> _STORED DATA_
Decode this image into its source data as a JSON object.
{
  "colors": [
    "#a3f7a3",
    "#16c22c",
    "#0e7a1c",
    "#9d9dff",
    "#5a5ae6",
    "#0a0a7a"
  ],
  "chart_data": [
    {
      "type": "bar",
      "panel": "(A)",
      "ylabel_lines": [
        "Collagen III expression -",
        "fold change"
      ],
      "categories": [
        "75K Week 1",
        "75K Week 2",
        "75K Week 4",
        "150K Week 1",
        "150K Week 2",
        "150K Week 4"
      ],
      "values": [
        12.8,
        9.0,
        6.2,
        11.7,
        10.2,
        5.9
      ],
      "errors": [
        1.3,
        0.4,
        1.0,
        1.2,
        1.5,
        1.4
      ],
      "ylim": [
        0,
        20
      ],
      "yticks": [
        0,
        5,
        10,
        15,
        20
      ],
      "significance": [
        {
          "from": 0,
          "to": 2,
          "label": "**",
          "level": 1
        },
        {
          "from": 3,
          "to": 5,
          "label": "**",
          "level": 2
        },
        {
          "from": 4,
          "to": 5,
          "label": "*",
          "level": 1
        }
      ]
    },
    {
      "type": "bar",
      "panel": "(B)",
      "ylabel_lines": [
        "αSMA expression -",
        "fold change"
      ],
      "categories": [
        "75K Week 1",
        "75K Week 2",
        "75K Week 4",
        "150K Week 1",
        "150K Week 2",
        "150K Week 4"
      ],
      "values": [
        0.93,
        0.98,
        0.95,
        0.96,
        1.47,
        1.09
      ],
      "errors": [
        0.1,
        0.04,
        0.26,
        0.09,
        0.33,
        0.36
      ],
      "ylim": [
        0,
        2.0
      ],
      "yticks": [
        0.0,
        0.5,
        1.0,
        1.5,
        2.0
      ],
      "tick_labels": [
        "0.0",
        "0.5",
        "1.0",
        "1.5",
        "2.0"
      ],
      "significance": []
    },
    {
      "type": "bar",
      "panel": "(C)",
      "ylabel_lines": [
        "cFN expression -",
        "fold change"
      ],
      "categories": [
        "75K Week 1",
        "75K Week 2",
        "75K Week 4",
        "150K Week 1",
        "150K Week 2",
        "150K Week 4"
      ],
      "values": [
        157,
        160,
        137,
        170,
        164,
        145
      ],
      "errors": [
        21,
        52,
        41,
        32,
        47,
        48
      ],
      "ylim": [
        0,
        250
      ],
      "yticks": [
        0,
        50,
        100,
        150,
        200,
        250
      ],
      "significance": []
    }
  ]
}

> _DIRECTIONS_
Copy each line above where the string "expression" occurs.

> _SOLUTION TO THE PROBLEM_
        "Collagen III expression -",
        "αSMA expression -",
        "cFN expression -",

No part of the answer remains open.